Not defending this guy at all. Just wanted to note that there are huge swaths of programming where you rarely do any math more complicated than adding or subtracting one. It isn't the most cutting edge world for sure but many people make decent livings validating and shuttling data between forms and databases.
posted by Babblesort at 8:57 AM on January 8, 2010 [1 favorite]


Grobstein: any non-wikipedia suggested reads on Intuitionism? Was having my mind blown over breakfast this week by a math philosopher friend try to explain this to me :-)
posted by honest knave at 9:00 AM on January 8, 2010


Agreed with babblesort that there's a whole lot of professional programming that can be done without much math skill. I did not mean to imply that this man was an incompetent programmer; I only meant that the fact that he's a programmer shouldn't be taken to imply that he's competent.

I wouldn't go so far as mpbx, who said that he's "probably a very good coder", both because of the vaguely related evidence we have about him in particular and because of my opinion that most coders are not "very good coders", but at the same time I don't think that the fact that he severely miscomprehends mathematics implies that he's definitely not a very good coder.
posted by Flunkie at 9:07 AM on January 8, 2010


C,WAA!
posted by Mental Wimp at 9:31 AM on January 8, 2010


Oh, and (from the home page): Writing is very difficult for me. One might say I am not a natural writer. Although there are thousands of ideas I would like to share, writing these down in a simple, comprehensible and interesting way is no easy task.

FAIL!
posted by Mental Wimp at 9:34 AM on January 8, 2010


Oh, oh, and one more: I like how he calls Cantor "George".
posted by Mental Wimp at 9:39 AM on January 8, 2010


honest knave: http://plato.stanford.edu/entries/intuitionism/

I don't know if that's any better because I haven't read that particular article, but the Stanford Encyclopedia of Philosophy is a good source for logic information.

Intuitionism is an interesting phenomenon to me (context, I'm working on my PhD studying formal logic, so I run into this sort of thing every now and then). There's a lot of philosophical junk to be argued here about whether intuitionist logic is more "true" than classical logic. But for the large majority of mathematics, it doesn't really matter. Often, when someone resorts to truly classical means, they're proving a negative result, for which there isn't really a distinction between the two methods. There's a strong desire to write constructive proofs of existential claims for most mathematicians (even absent of intuitionist leanings), just because they're often more useful.

Most mathematicians and logicians I know don't really have a stand on the issue. They usually work classically, but don't give much thought to the distinction. The one real intuitionist I know (by "know" I mean that I've met more than once) has very strong opinions on the matter. The classical viewpoint is such a default that I've never run into anyone who subscribes very strongly to this as a philosophy. Personally, I lean slightly to the intuitionist side, but only because it seems more practical. I can't even imagine a physically applicable result that can be proven classically, but has been shown to be unprovable constructively. This is not to say that strictly classical results are useless. They point out places where certain techniques lead to useless existential results (e.g. the Borsuk-Ulam Theorem). All classical methods are directly usable within intuitionism when applied to negative claims. And most relevantly to me, when you're studying formal logical systems as mathematical objects themselves, it doesn't even matter whether or not they're "true" in any sense. In my line of work, I'm finding connections between formal logical systems and computational complexity classes, and here, the intuitionist/classical distinction (and all the stuff in between) is just one of many tools I have for finding/building new logical systems whose primary purpose is that proofs in those systems have a strong connection to certain computational algorithms.

TASK 1 :: List every posting time that appears in the discussion thread.
TASK 2 :: Rewrite the records from their start down through the line containing "wind-vector-head [1132,549,1140,558]", replacing "wind-vector-head" with "arrow-head" and leaving all else unchanged.

DATA TO PROCESS ::

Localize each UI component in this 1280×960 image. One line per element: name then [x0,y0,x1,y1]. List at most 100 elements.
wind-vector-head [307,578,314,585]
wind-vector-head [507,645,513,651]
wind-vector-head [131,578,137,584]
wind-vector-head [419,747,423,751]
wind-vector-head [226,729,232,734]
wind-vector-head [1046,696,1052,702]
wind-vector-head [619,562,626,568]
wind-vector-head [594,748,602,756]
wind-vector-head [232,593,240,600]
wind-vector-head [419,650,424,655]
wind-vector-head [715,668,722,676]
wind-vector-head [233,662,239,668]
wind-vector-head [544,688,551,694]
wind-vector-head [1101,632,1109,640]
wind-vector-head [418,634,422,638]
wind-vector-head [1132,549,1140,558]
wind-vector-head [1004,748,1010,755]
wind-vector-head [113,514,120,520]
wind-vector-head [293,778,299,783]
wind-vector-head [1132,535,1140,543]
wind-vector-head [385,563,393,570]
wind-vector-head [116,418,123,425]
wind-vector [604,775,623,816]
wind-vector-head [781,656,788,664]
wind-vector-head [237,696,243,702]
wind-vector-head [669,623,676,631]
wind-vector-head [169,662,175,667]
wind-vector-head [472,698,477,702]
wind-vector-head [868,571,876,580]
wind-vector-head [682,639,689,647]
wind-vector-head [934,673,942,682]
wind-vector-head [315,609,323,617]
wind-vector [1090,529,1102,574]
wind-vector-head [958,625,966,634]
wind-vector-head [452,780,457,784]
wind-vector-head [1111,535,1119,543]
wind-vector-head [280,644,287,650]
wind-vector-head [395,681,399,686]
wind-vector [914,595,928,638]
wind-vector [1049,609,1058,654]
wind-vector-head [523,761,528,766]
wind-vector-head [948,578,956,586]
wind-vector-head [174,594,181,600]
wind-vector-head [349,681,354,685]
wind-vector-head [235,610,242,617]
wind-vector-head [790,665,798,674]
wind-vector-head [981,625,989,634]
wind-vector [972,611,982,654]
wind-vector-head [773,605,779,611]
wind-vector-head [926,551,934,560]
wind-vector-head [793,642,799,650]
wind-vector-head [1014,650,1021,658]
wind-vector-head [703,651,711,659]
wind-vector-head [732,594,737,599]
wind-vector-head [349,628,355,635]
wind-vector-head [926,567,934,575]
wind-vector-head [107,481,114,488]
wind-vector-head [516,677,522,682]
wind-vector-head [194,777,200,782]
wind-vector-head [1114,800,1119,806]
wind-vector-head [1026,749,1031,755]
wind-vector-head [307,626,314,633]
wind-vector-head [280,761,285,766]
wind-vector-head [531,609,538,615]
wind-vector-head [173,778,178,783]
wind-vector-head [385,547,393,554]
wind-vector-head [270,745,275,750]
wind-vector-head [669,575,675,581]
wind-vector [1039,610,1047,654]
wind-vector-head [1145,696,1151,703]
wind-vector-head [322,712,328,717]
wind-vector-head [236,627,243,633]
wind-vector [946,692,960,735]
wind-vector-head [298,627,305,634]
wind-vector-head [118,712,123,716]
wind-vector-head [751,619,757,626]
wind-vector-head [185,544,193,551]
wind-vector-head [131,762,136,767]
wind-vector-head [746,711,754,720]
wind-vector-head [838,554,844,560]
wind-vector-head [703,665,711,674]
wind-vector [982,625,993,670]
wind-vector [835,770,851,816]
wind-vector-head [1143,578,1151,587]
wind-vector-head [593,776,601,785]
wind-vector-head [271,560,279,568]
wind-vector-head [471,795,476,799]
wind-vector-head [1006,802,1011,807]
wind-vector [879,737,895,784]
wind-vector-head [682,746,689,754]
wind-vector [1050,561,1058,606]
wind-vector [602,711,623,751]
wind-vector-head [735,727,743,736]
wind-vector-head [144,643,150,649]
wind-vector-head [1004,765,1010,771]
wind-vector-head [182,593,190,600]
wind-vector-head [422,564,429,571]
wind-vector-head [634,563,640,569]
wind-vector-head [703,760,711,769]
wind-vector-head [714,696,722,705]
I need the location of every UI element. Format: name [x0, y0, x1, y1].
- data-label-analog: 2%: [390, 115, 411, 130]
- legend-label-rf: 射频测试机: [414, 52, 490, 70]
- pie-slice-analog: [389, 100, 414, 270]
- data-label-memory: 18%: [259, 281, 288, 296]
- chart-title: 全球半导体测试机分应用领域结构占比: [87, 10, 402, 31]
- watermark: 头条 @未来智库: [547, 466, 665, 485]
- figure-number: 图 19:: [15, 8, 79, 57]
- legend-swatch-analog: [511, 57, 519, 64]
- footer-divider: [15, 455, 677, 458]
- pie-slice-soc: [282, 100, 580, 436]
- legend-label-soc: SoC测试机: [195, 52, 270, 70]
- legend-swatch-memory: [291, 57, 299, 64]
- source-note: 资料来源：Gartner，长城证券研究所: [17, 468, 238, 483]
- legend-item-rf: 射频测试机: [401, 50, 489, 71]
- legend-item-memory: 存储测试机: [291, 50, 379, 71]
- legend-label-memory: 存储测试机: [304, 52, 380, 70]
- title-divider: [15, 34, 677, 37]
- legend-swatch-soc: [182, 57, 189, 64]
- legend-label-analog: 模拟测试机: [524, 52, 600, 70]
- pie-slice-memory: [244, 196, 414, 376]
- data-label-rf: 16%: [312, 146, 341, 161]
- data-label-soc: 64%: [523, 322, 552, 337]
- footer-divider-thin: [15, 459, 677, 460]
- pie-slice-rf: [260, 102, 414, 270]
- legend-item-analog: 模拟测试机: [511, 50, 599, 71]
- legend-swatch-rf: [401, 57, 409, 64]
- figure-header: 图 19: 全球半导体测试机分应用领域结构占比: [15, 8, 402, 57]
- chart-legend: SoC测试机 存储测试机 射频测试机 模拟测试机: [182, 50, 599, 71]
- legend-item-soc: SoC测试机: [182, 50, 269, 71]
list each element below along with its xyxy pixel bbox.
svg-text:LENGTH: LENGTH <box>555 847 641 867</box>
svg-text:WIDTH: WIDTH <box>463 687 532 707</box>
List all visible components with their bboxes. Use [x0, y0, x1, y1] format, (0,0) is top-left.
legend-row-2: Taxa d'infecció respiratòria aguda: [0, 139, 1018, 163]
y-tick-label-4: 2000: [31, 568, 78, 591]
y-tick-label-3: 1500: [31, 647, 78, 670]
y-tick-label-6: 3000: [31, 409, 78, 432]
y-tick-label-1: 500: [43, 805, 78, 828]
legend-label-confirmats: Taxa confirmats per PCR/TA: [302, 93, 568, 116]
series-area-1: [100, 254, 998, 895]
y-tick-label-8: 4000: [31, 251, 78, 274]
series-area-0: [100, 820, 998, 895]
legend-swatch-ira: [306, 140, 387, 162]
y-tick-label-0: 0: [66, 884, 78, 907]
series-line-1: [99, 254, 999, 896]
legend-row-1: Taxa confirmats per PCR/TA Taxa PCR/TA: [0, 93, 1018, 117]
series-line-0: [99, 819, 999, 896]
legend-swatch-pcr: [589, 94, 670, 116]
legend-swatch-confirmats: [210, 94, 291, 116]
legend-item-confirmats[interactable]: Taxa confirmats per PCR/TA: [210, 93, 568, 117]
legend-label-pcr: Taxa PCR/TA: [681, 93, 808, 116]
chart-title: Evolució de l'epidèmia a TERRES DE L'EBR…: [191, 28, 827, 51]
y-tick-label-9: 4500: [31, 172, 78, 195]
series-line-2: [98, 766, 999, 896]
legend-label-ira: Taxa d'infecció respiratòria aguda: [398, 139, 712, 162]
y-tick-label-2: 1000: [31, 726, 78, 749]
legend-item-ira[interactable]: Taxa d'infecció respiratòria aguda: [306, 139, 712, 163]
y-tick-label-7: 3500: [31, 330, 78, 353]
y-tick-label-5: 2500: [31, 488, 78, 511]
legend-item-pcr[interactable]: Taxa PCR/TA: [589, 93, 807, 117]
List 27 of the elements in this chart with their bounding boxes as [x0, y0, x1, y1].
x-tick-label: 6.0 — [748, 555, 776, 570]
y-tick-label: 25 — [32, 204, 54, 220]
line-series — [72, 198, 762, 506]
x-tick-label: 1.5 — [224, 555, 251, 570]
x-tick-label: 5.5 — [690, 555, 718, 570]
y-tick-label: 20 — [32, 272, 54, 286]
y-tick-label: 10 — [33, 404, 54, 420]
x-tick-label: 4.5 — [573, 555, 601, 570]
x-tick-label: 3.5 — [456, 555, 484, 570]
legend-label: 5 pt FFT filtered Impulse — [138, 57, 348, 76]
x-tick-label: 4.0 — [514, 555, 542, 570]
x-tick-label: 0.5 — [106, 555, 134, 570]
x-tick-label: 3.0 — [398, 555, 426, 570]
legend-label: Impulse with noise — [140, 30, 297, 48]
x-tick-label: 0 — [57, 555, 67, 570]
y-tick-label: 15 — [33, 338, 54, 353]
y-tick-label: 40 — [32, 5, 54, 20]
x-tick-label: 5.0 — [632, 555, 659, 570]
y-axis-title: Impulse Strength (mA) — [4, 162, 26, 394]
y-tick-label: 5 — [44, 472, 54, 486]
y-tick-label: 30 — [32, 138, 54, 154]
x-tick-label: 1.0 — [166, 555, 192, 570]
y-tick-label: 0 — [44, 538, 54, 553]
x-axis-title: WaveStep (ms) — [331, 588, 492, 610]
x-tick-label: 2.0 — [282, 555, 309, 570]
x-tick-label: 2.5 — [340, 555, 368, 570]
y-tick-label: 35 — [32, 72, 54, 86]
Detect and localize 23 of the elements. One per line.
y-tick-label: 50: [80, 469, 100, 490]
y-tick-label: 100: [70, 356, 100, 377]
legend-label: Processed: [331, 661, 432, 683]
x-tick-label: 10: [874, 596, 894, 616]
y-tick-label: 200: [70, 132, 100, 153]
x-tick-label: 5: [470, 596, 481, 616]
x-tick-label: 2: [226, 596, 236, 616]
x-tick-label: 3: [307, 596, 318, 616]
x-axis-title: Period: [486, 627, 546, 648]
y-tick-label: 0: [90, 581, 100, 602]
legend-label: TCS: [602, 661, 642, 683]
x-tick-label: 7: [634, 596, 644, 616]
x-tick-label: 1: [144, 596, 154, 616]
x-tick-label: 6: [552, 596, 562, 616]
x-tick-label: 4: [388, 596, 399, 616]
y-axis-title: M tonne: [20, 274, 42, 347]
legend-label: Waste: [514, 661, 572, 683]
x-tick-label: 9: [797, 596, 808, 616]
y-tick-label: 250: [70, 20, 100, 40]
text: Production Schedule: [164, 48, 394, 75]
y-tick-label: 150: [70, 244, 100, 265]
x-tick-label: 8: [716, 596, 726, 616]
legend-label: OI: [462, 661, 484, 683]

EXPECTED ANSWER 1 ::
8:57 AM
9:00 AM
9:07 AM
9:31 AM
9:34 AM
9:39 AM

EXPECTED ANSWER 2 ::
Localize each UI component in this 1280×960 image. One line per element: name then [x0,y0,x1,y1]. List at most 100 elements.
arrow-head [307,578,314,585]
arrow-head [507,645,513,651]
arrow-head [131,578,137,584]
arrow-head [419,747,423,751]
arrow-head [226,729,232,734]
arrow-head [1046,696,1052,702]
arrow-head [619,562,626,568]
arrow-head [594,748,602,756]
arrow-head [232,593,240,600]
arrow-head [419,650,424,655]
arrow-head [715,668,722,676]
arrow-head [233,662,239,668]
arrow-head [544,688,551,694]
arrow-head [1101,632,1109,640]
arrow-head [418,634,422,638]
arrow-head [1132,549,1140,558]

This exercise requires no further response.